Skip to main content

Revolusi Taman Baca Iqra' 3.0

Seperti dunia industri yang mengalami revolusi, bahkan kini sudah sampai di revolusi industri 4.0. Taman Baca Iqra' pun dalam perjalanannya sudah mengalami perubahan setidaknya sebanyak 3 kali. Meskipun perubahannya tidak sesignifikan revolusi industri.



Sejak Kapan Taman Baca Iqra' Ada?

Ini salah satu pertanyaan dari netizen yang kemarin sempat mampir di WA. Dari pertanyaan ini pula lah, kemudian aku bernostalgia dengan masa lalu. #eaa

Jadi sahabat sophie, Taman Baca Iqra' pertama kali tercetus dan kemudian berdiri di kala aku SD. Lupa sih kapan tepatnya, lupa juga saat aku kelas berapa. Pokoknya, diusiaku yang masih muda belia dan unyu-unyu kekeke, saat itu jiwa sociopreneurku sudah mulai bertumbuh. 

Bermodal buku bacaan yang kupunya, dukungan orang tua, dan semangat membara #ceile saat itu aku membuka Taman Baca Iqra'. Sebut saja TBI 1.0. Sayangnya, di jaman itu, belum terpikir untuk mendokumentasikannya karena HP pun belum ada fitur kamera. Wadaw keliatan angkatan tua ya. 

Aku pun lupa, karena sebab apa TBI 1.0 kemudian sirna. Hilang begitu saja. Rak bukunya lenyap entah kemana. Hanya tersisa buku-bukunya yang mendekam di kardus dan teronggok begitu saja di gudang. Menyedihkan, bukan?

Kapan TBI Mulai Dibangkitkan Lagi?

Waduh, serem banget ya pertanyaannya. Tapi, Taman Baca Iqra' memang mengalami mati suri yang cukup lama. Semasa aku SMP, SMA, bahkan kuliah, sama sekali tak pernah tergerak diri ini untuk menghidupkannya lagi. Aku terlalu asik dengan kegiatan lain.

§ CUPLIKAN DATA
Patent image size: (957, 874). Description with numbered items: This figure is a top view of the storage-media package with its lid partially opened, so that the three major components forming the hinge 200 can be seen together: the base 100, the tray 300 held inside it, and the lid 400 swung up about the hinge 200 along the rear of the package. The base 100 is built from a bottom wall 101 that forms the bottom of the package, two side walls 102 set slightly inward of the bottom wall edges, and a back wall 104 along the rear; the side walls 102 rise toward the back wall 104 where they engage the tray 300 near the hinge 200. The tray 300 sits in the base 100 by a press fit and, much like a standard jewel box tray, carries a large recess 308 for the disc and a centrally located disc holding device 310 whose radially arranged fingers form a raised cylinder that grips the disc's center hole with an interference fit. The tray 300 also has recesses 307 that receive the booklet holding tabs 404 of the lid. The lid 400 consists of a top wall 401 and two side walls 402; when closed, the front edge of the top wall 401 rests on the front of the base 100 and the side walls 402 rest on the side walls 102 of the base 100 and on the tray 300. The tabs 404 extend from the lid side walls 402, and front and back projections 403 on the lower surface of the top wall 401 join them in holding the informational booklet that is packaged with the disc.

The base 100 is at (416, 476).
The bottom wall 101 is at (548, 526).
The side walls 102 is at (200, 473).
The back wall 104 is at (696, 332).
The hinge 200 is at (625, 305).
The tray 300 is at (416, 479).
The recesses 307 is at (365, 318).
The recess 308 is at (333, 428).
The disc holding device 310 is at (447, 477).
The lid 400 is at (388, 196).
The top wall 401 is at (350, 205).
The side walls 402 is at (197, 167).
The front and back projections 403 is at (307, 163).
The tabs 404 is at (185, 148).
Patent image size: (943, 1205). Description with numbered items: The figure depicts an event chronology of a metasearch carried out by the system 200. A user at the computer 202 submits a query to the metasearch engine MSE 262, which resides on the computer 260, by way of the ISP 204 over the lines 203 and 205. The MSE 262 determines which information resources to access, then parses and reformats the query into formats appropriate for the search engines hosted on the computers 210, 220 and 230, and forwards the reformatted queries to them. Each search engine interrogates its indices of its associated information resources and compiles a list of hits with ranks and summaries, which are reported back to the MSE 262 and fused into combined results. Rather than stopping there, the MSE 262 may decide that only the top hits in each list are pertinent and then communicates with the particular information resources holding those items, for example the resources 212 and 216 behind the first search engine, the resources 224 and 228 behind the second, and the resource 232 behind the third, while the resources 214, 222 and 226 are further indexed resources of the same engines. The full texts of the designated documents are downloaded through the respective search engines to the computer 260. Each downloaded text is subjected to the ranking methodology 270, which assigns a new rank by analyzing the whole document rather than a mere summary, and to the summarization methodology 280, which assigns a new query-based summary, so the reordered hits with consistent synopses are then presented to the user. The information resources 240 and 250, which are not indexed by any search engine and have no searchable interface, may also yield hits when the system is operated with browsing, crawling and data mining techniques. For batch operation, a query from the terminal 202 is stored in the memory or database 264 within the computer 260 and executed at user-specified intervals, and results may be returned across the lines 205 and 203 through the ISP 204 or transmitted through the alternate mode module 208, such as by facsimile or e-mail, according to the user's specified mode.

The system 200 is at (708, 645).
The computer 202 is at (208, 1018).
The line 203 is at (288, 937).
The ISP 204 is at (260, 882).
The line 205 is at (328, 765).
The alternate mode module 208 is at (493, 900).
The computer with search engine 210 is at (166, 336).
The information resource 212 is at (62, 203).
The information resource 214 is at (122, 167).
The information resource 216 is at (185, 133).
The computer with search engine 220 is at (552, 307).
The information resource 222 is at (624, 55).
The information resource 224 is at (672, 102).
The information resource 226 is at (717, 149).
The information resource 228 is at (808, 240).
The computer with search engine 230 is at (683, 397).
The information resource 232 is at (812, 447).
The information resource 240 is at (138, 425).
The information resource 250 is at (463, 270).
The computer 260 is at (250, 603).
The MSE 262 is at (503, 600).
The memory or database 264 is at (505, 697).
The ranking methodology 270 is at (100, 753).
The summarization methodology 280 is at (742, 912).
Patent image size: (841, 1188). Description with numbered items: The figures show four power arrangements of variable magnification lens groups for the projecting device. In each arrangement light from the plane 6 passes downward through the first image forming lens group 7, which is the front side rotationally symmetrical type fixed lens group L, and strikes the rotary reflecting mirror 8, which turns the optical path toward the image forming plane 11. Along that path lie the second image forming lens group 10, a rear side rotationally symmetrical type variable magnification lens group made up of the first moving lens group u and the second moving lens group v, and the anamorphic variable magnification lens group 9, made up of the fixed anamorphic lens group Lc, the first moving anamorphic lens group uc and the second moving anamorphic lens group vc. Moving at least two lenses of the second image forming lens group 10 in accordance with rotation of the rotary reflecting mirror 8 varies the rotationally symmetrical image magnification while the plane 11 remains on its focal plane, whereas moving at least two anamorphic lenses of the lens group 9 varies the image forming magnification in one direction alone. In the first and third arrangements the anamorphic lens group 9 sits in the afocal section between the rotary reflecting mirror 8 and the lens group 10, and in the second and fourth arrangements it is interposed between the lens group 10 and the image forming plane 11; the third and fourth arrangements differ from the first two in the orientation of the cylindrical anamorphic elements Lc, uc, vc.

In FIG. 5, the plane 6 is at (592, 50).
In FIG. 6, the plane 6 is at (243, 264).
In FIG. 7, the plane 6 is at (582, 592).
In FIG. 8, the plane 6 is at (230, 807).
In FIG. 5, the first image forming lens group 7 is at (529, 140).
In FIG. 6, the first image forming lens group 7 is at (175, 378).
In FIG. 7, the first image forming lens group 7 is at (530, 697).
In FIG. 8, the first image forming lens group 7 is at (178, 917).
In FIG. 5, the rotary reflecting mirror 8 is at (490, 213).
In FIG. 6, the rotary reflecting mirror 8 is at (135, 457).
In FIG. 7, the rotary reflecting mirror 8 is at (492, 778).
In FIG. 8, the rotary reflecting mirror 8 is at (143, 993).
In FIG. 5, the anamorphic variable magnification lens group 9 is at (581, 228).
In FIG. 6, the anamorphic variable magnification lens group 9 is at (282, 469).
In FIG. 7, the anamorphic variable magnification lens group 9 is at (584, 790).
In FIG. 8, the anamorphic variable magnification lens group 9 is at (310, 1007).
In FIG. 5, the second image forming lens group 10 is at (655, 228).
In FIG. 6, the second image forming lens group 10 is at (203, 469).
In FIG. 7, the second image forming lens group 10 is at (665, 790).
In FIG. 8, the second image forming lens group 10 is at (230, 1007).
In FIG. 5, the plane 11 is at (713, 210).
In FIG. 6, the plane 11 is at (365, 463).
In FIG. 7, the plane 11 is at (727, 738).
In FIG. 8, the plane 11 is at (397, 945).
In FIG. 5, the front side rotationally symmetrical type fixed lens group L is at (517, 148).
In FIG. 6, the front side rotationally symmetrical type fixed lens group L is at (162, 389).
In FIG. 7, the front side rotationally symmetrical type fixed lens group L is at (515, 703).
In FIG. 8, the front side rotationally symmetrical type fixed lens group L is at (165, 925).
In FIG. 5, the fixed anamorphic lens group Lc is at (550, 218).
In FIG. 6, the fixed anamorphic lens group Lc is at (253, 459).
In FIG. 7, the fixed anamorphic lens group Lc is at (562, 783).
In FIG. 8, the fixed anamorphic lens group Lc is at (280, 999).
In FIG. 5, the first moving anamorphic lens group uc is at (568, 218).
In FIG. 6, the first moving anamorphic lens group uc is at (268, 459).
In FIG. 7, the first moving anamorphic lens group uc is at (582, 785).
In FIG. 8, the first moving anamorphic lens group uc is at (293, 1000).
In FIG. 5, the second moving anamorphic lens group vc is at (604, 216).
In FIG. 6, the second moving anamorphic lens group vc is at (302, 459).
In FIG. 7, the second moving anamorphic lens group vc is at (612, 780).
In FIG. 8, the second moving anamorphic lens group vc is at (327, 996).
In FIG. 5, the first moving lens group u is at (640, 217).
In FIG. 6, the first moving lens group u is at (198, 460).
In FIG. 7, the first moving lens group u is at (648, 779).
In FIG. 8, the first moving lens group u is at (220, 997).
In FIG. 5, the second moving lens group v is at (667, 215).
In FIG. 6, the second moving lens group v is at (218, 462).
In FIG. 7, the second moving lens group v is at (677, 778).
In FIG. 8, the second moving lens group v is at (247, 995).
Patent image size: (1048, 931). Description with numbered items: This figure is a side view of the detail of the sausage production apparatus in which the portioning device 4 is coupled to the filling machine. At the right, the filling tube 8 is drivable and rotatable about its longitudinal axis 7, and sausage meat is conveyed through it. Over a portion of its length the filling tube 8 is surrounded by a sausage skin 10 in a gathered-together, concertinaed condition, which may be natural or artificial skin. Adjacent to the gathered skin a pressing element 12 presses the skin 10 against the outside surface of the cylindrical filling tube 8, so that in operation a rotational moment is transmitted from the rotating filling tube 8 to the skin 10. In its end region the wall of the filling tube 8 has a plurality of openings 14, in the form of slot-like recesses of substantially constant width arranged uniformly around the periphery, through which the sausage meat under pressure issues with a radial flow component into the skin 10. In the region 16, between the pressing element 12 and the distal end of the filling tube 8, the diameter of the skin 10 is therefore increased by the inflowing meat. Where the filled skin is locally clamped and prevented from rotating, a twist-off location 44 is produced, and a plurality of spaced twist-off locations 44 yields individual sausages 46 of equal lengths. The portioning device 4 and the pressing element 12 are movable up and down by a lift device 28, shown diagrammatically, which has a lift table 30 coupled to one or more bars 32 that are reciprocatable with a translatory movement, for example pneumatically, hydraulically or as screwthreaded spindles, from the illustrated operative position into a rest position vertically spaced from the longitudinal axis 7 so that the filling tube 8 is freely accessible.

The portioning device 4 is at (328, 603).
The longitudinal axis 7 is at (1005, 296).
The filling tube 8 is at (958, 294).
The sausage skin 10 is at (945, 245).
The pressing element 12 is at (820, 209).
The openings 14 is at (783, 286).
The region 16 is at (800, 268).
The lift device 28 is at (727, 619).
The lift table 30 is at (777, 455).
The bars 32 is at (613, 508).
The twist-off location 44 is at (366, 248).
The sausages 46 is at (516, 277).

§ TUGAS WAJIB
1. Menurut teks tentang Taman Baca Iqra', kapan taman baca itu pertama kali berdiri?
2. Tentukan apakah setiap pernyataan berikut sesuai dengan teks tentang Taman Baca Iqra', lalu kutip kata-kata penentunya dari teks.
(a) TBI 1.0 sempat didokumentasikan dengan foto.
(b) Buku-buku TBI 1.0 masih tersisa setelah taman baca itu sirna.
(c) Penulis menghidupkan lagi taman baca itu semasa kuliah.
3. Teruskan teks tentang Taman Baca Iqra', mulai setelah kalimat terakhirnya.

§ HASIL JAWABAN
1. Saat penulisnya masih SD.

2.
(a) Tidak: "belum terpikir untuk mendokumentasikannya karena HP pun belum ada fitur kamera"
(b) Ya: "Hanya tersisa buku-bukunya yang mendekam di kardus dan teronggok begitu saja di gudang."
(c) Tidak: "Semasa aku SMP, SMA, bahkan kuliah, sama sekali tak pernah tergerak diri ini untuk menghidupkannya lagi."

3.
Barulah setelah lulus kuliah, berarti sekitar 10 tahun kemudian, Taman Baca Iqra' 2.0 mulai hadir. Masih dengan koleksi buku yang sama dengan TBI 1.0 karena aku memanfaatkan apa yang masih tersisa. Terlebih, aku merasa cemburu. Cemburu pada Sarah si anak SD yang dulu punya semangat luar biasa untuk berbagi. Terus selama 10 tahun kamu kemana? Entahlah.

Berhari-hari aku menyusun kembali Taman Baca Iqra'. Dengan spirit yang sama, mengajak masyarakat khususnya anak-anak untuk gemar membaca. 

Sayangnya, tak lama setelah TBI 2.0 hadir, aku tak lagi bisa membersamainya tumbuh dan berkembang. Karena saat itu, aku mendapatkan beasiswa untuk melanjutkan study ke Taiwan selama 2 tahun.

Akhirnya, TBI 2.0 pun tumbuh tanpa pendampingan, bahkan bisa dikatakan mengalami gizi buruk. Meskipun sesekali aku masih mendapat laporan dari ibu, bahwa ada anak-anak yang masih asik dan menikmati sudut baca di teras rumah kami. Tapi ya begitulah kondisinya. Ala kadarnya.

Revolusi Taman Baca Iqra' 3.0 pun Terjadi

Lalu, sepulang dari Taiwan apakah revolusi berlangsung dengan cepat dan lancar? Tentu saja tidak Ferguso! Si Sarah yang konon orangnya semangat itu, dia juga punya masa-masa kelabu hehehe. Sepulang dari Taiwan, meskipun sempat beberapa bulan tinggal di rumah, bahkan Taman Baca Iqra' yang letaknya di teras rumah itu sangat jarang ia kunjungi. Ia biarkan mangkrak begitu saja. Kemudian Allah mendamparkannya ke Jogja selama 3 bulan. Barulah, ketika Allah mendamparkannya kembali ke rumah, revolusi TBI 3.0 dimulai.

Tepat tanggal 1 Mei 2019, Allah mendamparkannya kembali ke rumah. Kenapa? Salah satu alasannya karena kosan di Jogja sudah jatuh tempo wkwkwk.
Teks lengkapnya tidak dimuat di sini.